§ **WHAT YOU NEED TO DO**
In the entries below, find the lines with the word "Pixels" and copy them.

Stored items from a collection:

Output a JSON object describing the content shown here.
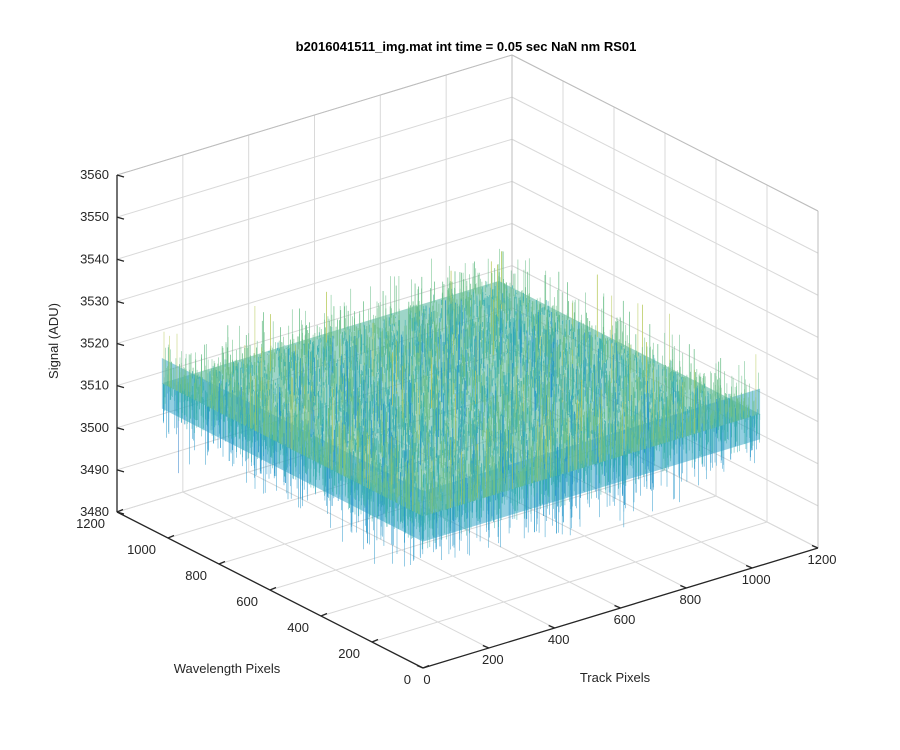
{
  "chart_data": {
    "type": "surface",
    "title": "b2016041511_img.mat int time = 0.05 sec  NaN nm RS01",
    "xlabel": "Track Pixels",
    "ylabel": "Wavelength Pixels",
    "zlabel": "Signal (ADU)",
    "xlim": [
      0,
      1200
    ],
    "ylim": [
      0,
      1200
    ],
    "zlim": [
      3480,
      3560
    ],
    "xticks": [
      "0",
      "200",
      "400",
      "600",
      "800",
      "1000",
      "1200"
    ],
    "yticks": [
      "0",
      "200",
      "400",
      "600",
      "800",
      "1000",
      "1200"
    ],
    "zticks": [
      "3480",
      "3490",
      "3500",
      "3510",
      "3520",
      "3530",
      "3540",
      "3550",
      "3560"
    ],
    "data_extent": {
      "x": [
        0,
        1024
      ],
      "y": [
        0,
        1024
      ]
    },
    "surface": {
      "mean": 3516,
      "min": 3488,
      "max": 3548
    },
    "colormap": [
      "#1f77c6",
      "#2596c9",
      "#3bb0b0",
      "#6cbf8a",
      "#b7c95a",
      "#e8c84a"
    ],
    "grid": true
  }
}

§ **RESPONSE BELOW**
    "xlabel": "Track Pixels",
    "ylabel": "Wavelength Pixels",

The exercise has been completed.